EXERCISE GOAL ->
Below are the records. List every line holding the word "Utterances".

LISTING ->
"""

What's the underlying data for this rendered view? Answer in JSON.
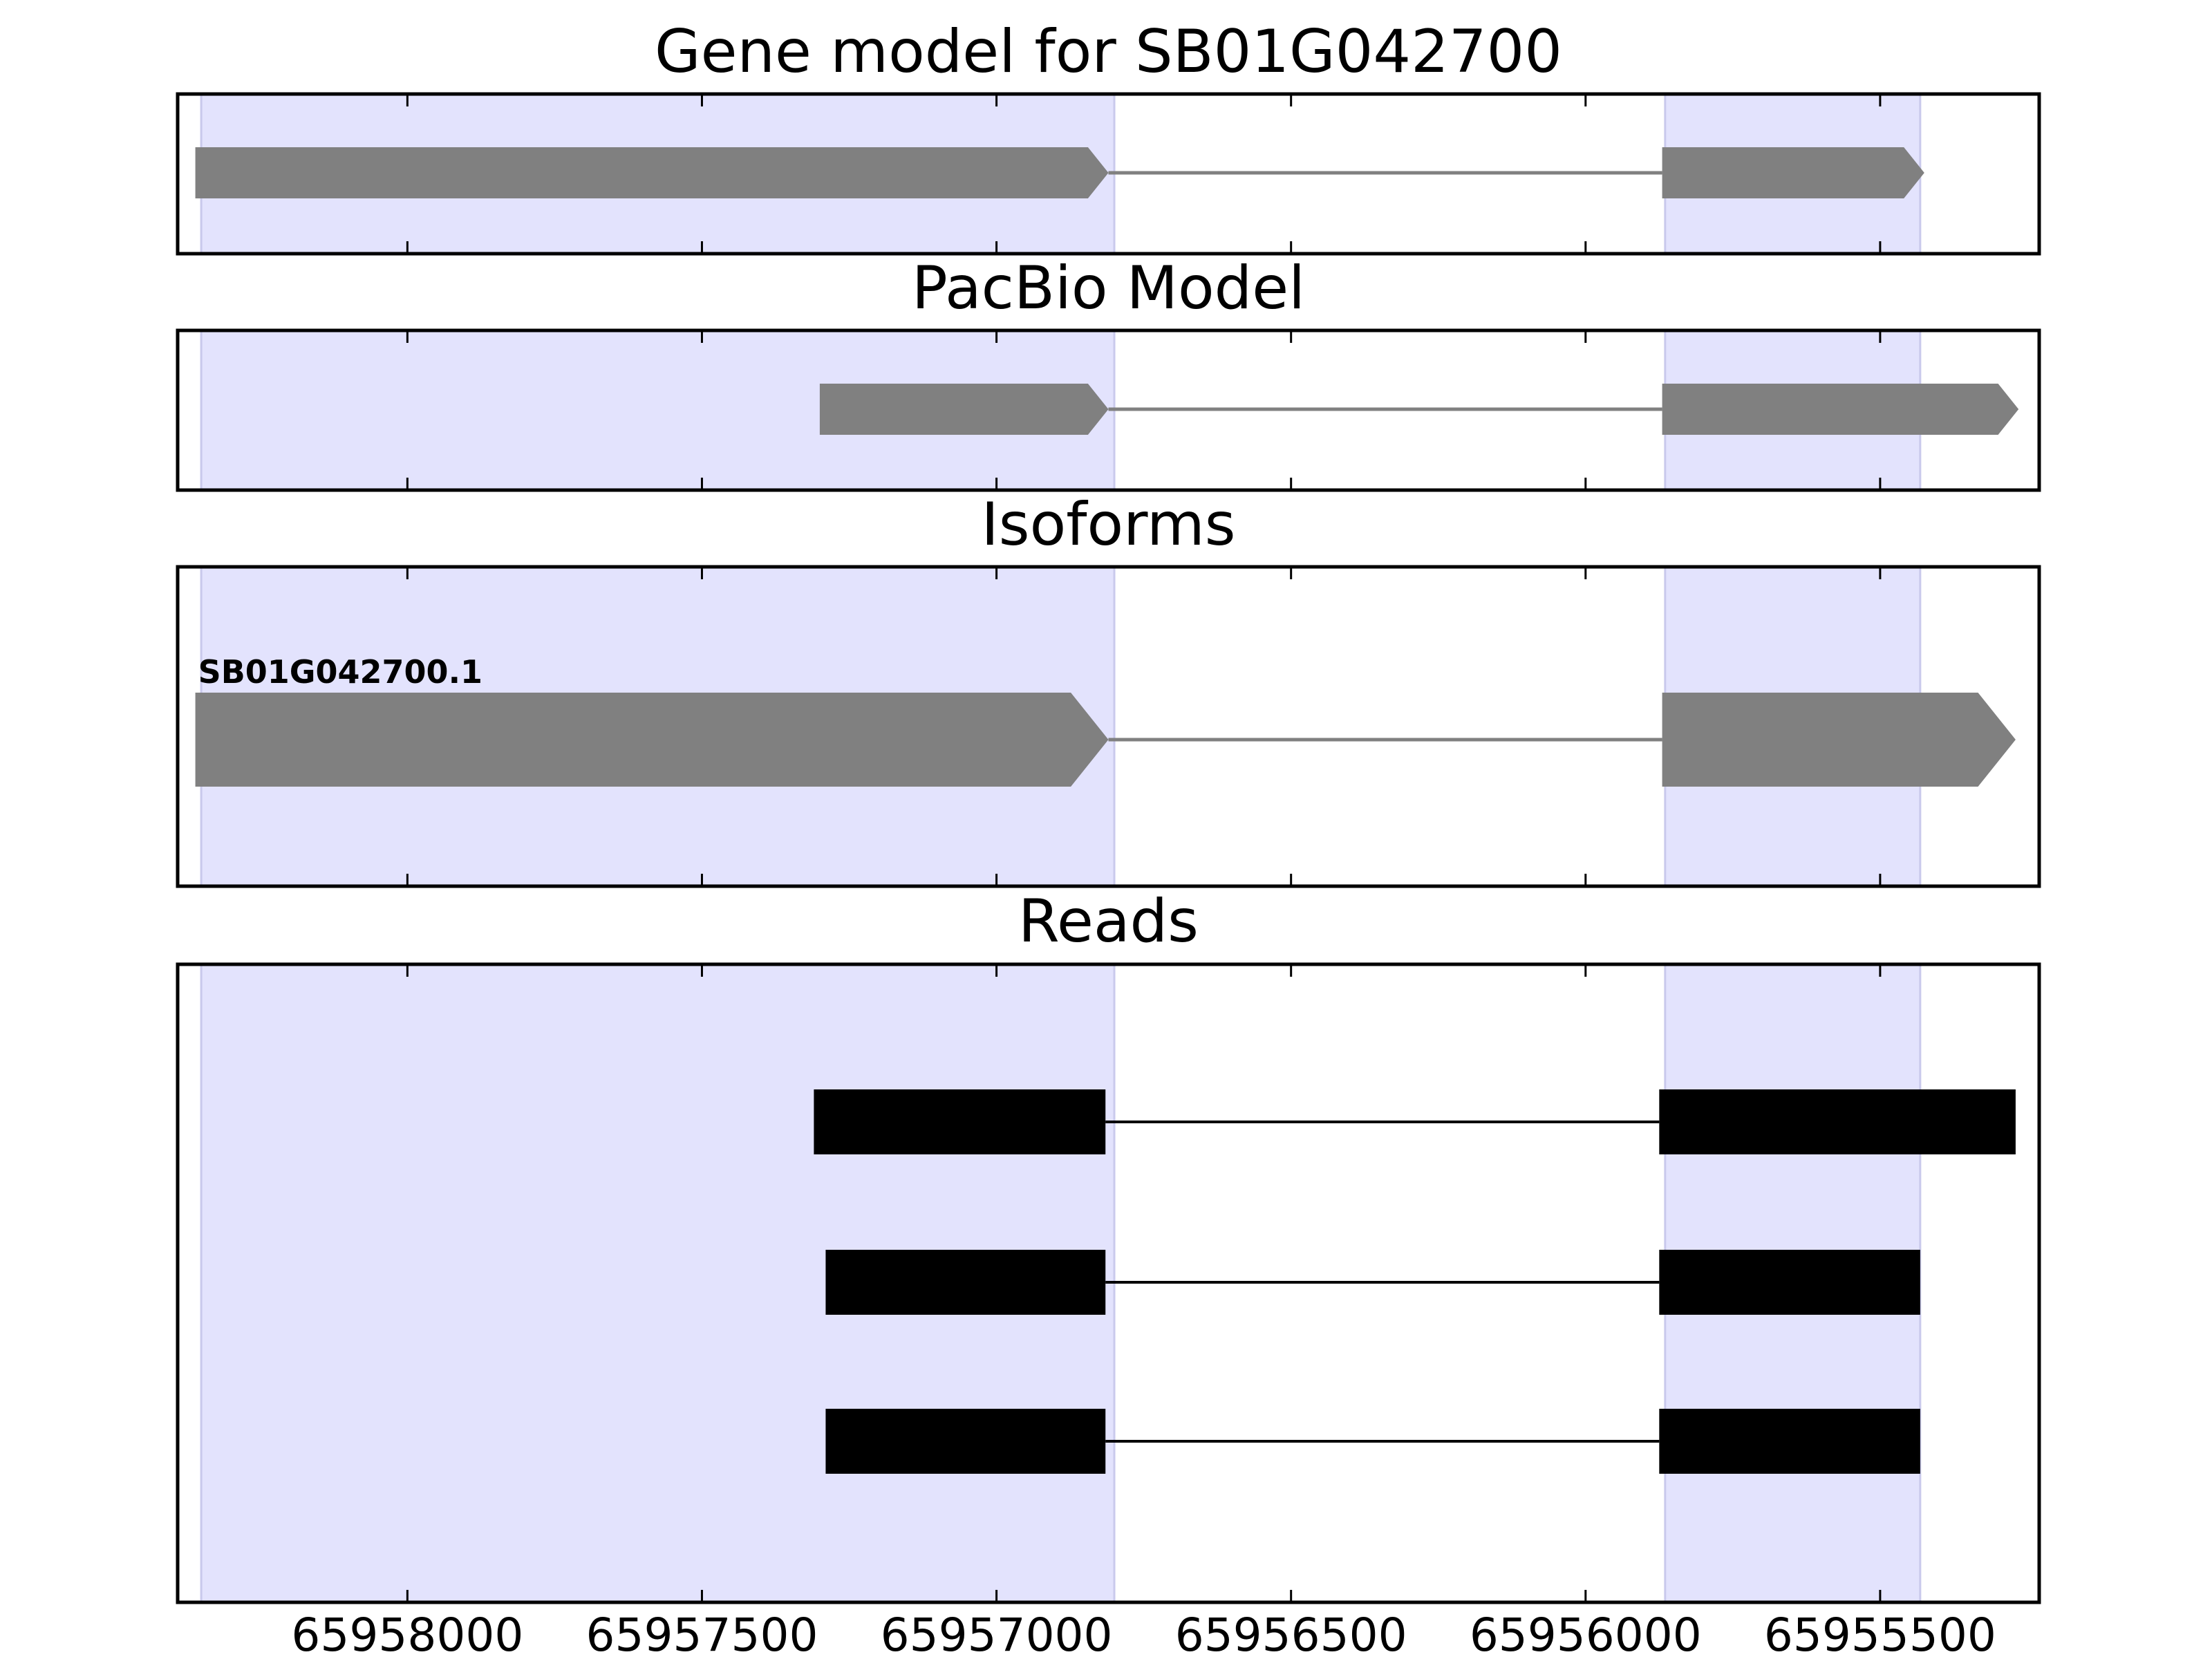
{
  "chart_data": {
    "type": "gene-structure",
    "x_axis": {
      "direction": "descending",
      "xlim": [
        65958390,
        65955230
      ],
      "ticks": [
        65958000,
        65957500,
        65957000,
        65956500,
        65956000,
        65955500
      ],
      "tick_labels": [
        "65958000",
        "65957500",
        "65957000",
        "65956500",
        "65956000",
        "65955500"
      ]
    },
    "highlight_color": "#e3e3fd",
    "highlight_regions": [
      {
        "start": 65958350,
        "end": 65956800
      },
      {
        "start": 65955865,
        "end": 65955432
      }
    ],
    "panels": [
      {
        "title": "Gene model for SB01G042700",
        "style": "gene-arrow",
        "color": "#808080",
        "tracks": [
          {
            "label": "",
            "exons": [
              [
                65958360,
                65956810
              ],
              [
                65955870,
                65955425
              ]
            ]
          }
        ]
      },
      {
        "title": "PacBio Model",
        "style": "gene-arrow",
        "color": "#808080",
        "tracks": [
          {
            "label": "",
            "exons": [
              [
                65957300,
                65956810
              ],
              [
                65955870,
                65955265
              ]
            ]
          }
        ]
      },
      {
        "title": "Isoforms",
        "style": "gene-arrow",
        "color": "#808080",
        "tracks": [
          {
            "label": "SB01G042700.1",
            "exons": [
              [
                65958360,
                65956810
              ],
              [
                65955870,
                65955270
              ]
            ]
          }
        ]
      },
      {
        "title": "Reads",
        "style": "read-box",
        "color": "#000000",
        "tracks": [
          {
            "label": "",
            "exons": [
              [
                65957310,
                65956815
              ],
              [
                65955875,
                65955270
              ]
            ]
          },
          {
            "label": "",
            "exons": [
              [
                65957290,
                65956815
              ],
              [
                65955875,
                65955432
              ]
            ]
          },
          {
            "label": "",
            "exons": [
              [
                65957290,
                65956815
              ],
              [
                65955875,
                65955432
              ]
            ]
          }
        ]
      }
    ]
  }
}
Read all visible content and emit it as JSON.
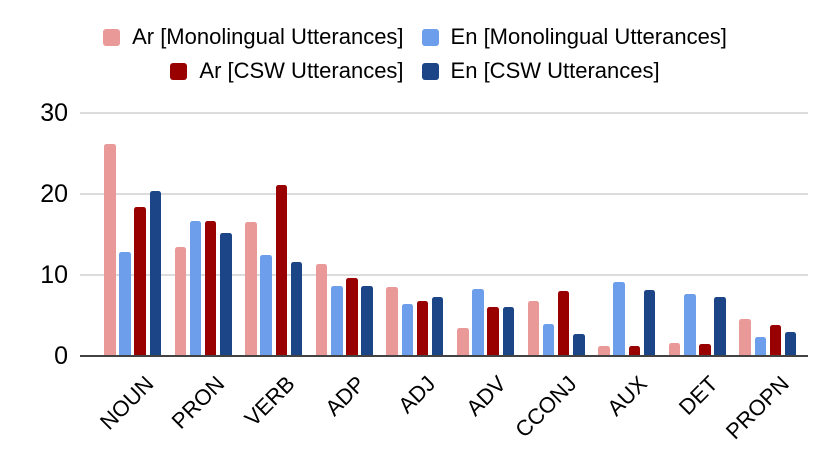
{
  "colors": {
    "background": "#ffffff",
    "gridline": "#dcdcdc",
    "axis_line": "#424242",
    "text": "#000000"
  },
  "chart_data": {
    "type": "bar",
    "title": "",
    "xlabel": "",
    "ylabel": "",
    "categories": [
      "NOUN",
      "PRON",
      "VERB",
      "ADP",
      "ADJ",
      "ADV",
      "CCONJ",
      "AUX",
      "DET",
      "PROPN"
    ],
    "series": [
      {
        "name": "Ar [Monolingual Utterances]",
        "color": "#ea9999",
        "values": [
          26.2,
          13.4,
          16.5,
          11.4,
          8.5,
          3.5,
          6.8,
          1.2,
          1.6,
          4.6
        ]
      },
      {
        "name": "En [Monolingual Utterances]",
        "color": "#6d9eeb",
        "values": [
          12.8,
          16.6,
          12.5,
          8.6,
          6.4,
          8.3,
          3.9,
          9.1,
          7.6,
          2.4
        ]
      },
      {
        "name": "Ar [CSW Utterances]",
        "color": "#990000",
        "values": [
          18.4,
          16.6,
          21.1,
          9.6,
          6.8,
          6.0,
          8.0,
          1.2,
          1.5,
          3.8
        ]
      },
      {
        "name": "En [CSW Utterances]",
        "color": "#1c4587",
        "values": [
          20.3,
          15.2,
          11.6,
          8.6,
          7.3,
          6.1,
          2.7,
          8.1,
          7.3,
          3.0
        ]
      }
    ],
    "y_ticks": [
      0,
      10,
      20,
      30
    ],
    "y_tick_labels": [
      "0",
      "10",
      "20",
      "30"
    ],
    "ylim": [
      0,
      30
    ],
    "grid": true,
    "legend_position": "top",
    "legend_layout": "two-column-two-row"
  }
}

"""

SOLVED PROBLEM ->
        "name": "Ar [Monolingual Utterances]",
        "name": "En [Monolingual Utterances]",
        "name": "Ar [CSW Utterances]",
        "name": "En [CSW Utterances]",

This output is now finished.